■ **REQUIREMENTS**
Pick out all lines in the listing holding the string "区农业综合服务中心" and copy them.
......
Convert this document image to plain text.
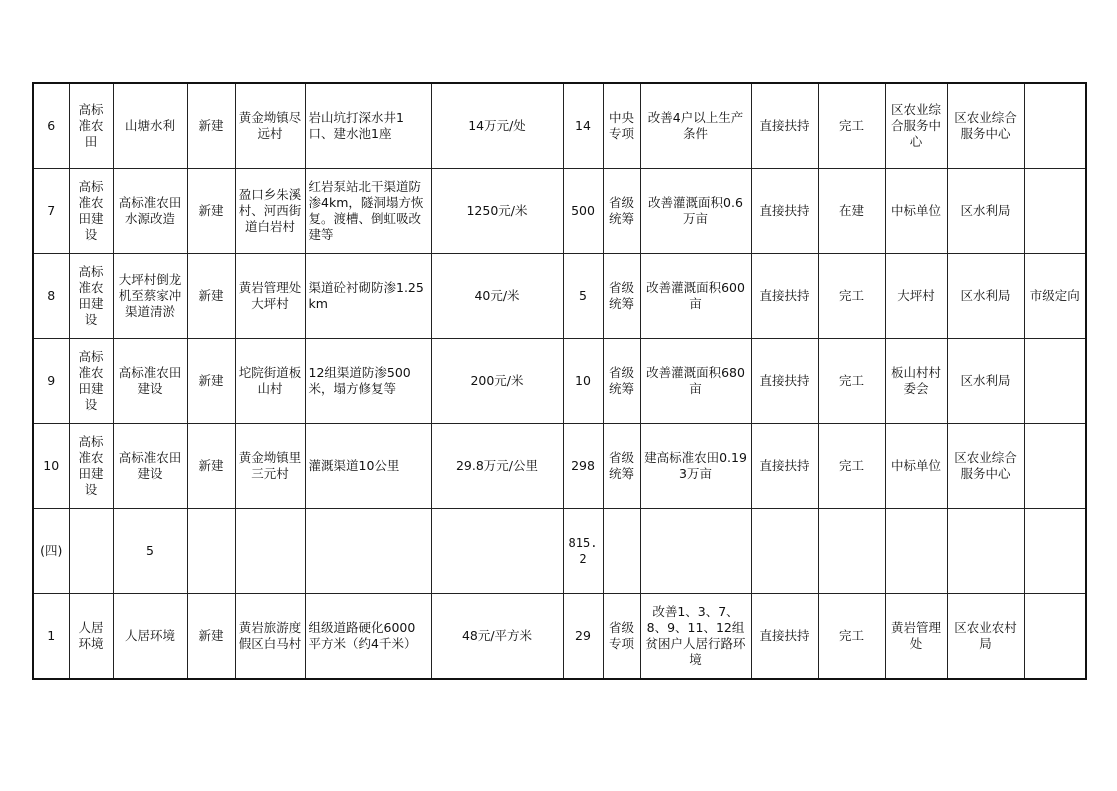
6	高标准农田	山塘水利	新建	黄金坳镇尽远村	岩山坑打深水井1口、建水池1座	14万元/处	14	中央专项	改善4户以上生产条件	直接扶持	完工	区农业综合服务中心	区农业综合服务中心	
7	高标准农田建设	高标准农田水源改造	新建	盈口乡朱溪村、河西街道白岩村	红岩泵站北干渠道防渗4km，隧洞塌方恢复。渡槽、倒虹吸改建等	1250元/米	500	省级统筹	改善灌溉面积0.6万亩	直接扶持	在建	中标单位	区水利局	
8	高标准农田建设	大坪村倒龙机至蔡家冲渠道清淤	新建	黄岩管理处大坪村	渠道砼衬砌防渗1.25km	40元/米	5	省级统筹	改善灌溉面积600亩	直接扶持	完工	大坪村	区水利局	市级定向
9	高标准农田建设	高标准农田建设	新建	坨院街道板山村	12组渠道防渗500米，塌方修复等	200元/米	10	省级统筹	改善灌溉面积680亩	直接扶持	完工	板山村村委会	区水利局	
10	高标准农田建设	高标准农田建设	新建	黄金坳镇里三元村	灌溉渠道10公里	29.8万元/公里	298	省级统筹	建高标准农田0.193万亩	直接扶持	完工	中标单位	区农业综合服务中心	
(四)		5					815.2							
1	人居环境	人居环境	新建	黄岩旅游度假区白马村	组级道路硬化6000平方米（约4千米）	48元/平方米	29	省级专项	改善1、3、7、8、9、11、12组贫困户人居行路环境	直接扶持	完工	黄岩管理处	区农业农村局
......
■ **EXERCISE SOLUTION**
6	高标准农田	山塘水利	新建	黄金坳镇尽远村	岩山坑打深水井1口、建水池1座	14万元/处	14	中央专项	改善4户以上生产条件	直接扶持	完工	区农业综合服务中心	区农业综合服务中心	
10	高标准农田建设	高标准农田建设	新建	黄金坳镇里三元村	灌溉渠道10公里	29.8万元/公里	298	省级统筹	建高标准农田0.193万亩	直接扶持	完工	中标单位	区农业综合服务中心	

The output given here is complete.